• _Work instructions_:
Write out every record below exactly as it appears.
── Dataset extract ──
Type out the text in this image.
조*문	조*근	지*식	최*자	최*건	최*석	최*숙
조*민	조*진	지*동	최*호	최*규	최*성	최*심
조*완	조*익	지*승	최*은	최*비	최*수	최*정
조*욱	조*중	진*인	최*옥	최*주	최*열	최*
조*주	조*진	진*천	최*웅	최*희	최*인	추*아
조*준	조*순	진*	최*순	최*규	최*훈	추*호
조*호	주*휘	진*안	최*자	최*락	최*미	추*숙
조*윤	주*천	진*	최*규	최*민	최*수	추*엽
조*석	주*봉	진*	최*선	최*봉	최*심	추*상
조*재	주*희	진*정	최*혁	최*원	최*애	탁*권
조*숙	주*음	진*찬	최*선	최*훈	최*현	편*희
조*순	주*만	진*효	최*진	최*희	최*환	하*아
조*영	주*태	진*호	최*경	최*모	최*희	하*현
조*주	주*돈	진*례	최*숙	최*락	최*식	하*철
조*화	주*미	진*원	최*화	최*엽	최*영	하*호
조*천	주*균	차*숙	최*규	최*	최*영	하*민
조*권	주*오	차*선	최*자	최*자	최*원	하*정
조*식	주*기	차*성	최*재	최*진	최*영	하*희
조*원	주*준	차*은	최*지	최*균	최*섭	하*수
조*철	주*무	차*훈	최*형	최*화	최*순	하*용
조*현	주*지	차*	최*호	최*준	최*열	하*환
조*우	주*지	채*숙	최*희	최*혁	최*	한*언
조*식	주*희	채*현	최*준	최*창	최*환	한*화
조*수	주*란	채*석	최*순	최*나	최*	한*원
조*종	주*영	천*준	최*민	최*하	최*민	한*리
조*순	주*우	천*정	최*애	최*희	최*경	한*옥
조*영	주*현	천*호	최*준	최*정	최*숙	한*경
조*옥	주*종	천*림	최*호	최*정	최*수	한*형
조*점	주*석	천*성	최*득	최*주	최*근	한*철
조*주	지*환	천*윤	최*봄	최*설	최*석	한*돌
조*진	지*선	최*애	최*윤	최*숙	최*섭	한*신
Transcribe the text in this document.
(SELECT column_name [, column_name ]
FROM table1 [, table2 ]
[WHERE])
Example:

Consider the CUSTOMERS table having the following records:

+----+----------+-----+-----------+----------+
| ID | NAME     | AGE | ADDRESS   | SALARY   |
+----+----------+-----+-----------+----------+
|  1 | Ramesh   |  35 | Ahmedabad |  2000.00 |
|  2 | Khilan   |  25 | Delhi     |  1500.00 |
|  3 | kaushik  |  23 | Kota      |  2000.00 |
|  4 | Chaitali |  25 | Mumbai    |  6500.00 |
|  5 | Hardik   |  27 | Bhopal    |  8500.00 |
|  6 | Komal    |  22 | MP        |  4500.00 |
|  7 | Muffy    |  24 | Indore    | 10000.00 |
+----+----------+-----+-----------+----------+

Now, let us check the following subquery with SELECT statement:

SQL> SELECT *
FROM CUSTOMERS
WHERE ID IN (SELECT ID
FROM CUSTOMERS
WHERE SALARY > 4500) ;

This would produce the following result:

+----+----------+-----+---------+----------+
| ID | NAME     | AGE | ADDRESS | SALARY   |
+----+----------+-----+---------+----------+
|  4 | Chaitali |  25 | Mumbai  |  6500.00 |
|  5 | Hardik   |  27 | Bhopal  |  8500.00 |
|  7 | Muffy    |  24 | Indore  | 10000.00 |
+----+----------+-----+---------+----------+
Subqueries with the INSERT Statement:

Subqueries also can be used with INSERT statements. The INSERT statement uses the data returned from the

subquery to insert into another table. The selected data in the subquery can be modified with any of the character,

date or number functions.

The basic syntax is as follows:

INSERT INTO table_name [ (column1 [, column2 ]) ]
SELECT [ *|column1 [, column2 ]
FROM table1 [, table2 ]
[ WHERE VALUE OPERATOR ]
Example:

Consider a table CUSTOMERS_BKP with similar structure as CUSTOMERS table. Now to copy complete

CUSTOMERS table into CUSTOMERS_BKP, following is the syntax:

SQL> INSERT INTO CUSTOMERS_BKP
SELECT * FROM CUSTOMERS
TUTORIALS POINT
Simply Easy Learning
───
• _Exercise answer_:
Type out the text in this image.
조*문	조*근	지*식	최*자	최*건	최*석	최*숙
조*민	조*진	지*동	최*호	최*규	최*성	최*심
조*완	조*익	지*승	최*은	최*비	최*수	최*정
조*욱	조*중	진*인	최*옥	최*주	최*열	최*
조*주	조*진	진*천	최*웅	최*희	최*인	추*아
조*준	조*순	진*	최*순	최*규	최*훈	추*호
조*호	주*휘	진*안	최*자	최*락	최*미	추*숙
조*윤	주*천	진*	최*규	최*민	최*수	추*엽
조*석	주*봉	진*	최*선	최*봉	최*심	추*상
조*재	주*희	진*정	최*혁	최*원	최*애	탁*권
조*숙	주*음	진*찬	최*선	최*훈	최*현	편*희
조*순	주*만	진*효	최*진	최*희	최*환	하*아
조*영	주*태	진*호	최*경	최*모	최*희	하*현
조*주	주*돈	진*례	최*숙	최*락	최*식	하*철
조*화	주*미	진*원	최*화	최*엽	최*영	하*호
조*천	주*균	차*숙	최*규	최*	최*영	하*민
조*권	주*오	차*선	최*자	최*자	최*원	하*정
조*식	주*기	차*성	최*재	최*진	최*영	하*희
조*원	주*준	차*은	최*지	최*균	최*섭	하*수
조*철	주*무	차*훈	최*형	최*화	최*순	하*용
조*현	주*지	차*	최*호	최*준	최*열	하*환
조*우	주*지	채*숙	최*희	최*혁	최*	한*언
조*식	주*희	채*현	최*준	최*창	최*환	한*화
조*수	주*란	채*석	최*순	최*나	최*	한*원
조*종	주*영	천*준	최*민	최*하	최*민	한*리
조*순	주*우	천*정	최*애	최*희	최*경	한*옥
조*영	주*현	천*호	최*준	최*정	최*숙	한*경
조*옥	주*종	천*림	최*호	최*정	최*수	한*형
조*점	주*석	천*성	최*득	최*주	최*근	한*철
조*주	지*환	천*윤	최*봄	최*설	최*석	한*돌
조*진	지*선	최*애	최*윤	최*숙	최*섭	한*신
Transcribe the text in this document.
(SELECT column_name [, column_name ]
FROM table1 [, table2 ]
[WHERE])
Example:

Consider the CUSTOMERS table having the following records:

+----+----------+-----+-----------+----------+
| ID | NAME     | AGE | ADDRESS   | SALARY   |
+----+----------+-----+-----------+----------+
|  1 | Ramesh   |  35 | Ahmedabad |  2000.00 |
|  2 | Khilan   |  25 | Delhi     |  1500.00 |
|  3 | kaushik  |  23 | Kota      |  2000.00 |
|  4 | Chaitali |  25 | Mumbai    |  6500.00 |
|  5 | Hardik   |  27 | Bhopal    |  8500.00 |
|  6 | Komal    |  22 | MP        |  4500.00 |
|  7 | Muffy    |  24 | Indore    | 10000.00 |
+----+----------+-----+-----------+----------+

Now, let us check the following subquery with SELECT statement:

SQL> SELECT *
FROM CUSTOMERS
WHERE ID IN (SELECT ID
FROM CUSTOMERS
WHERE SALARY > 4500) ;

This would produce the following result:

+----+----------+-----+---------+----------+
| ID | NAME     | AGE | ADDRESS | SALARY   |
+----+----------+-----+---------+----------+
|  4 | Chaitali |  25 | Mumbai  |  6500.00 |
|  5 | Hardik   |  27 | Bhopal  |  8500.00 |
|  7 | Muffy    |  24 | Indore  | 10000.00 |
+----+----------+-----+---------+----------+
Subqueries with the INSERT Statement:

Subqueries also can be used with INSERT statements. The INSERT statement uses the data returned from the

subquery to insert into another table. The selected data in the subquery can be modified with any of the character,

date or number functions.

The basic syntax is as follows:

INSERT INTO table_name [ (column1 [, column2 ]) ]
SELECT [ *|column1 [, column2 ]
FROM table1 [, table2 ]
[ WHERE VALUE OPERATOR ]
Example:

Consider a table CUSTOMERS_BKP with similar structure as CUSTOMERS table. Now to copy complete

CUSTOMERS table into CUSTOMERS_BKP, following is the syntax:

SQL> INSERT INTO CUSTOMERS_BKP
SELECT * FROM CUSTOMERS
TUTORIALS POINT
Simply Easy Learning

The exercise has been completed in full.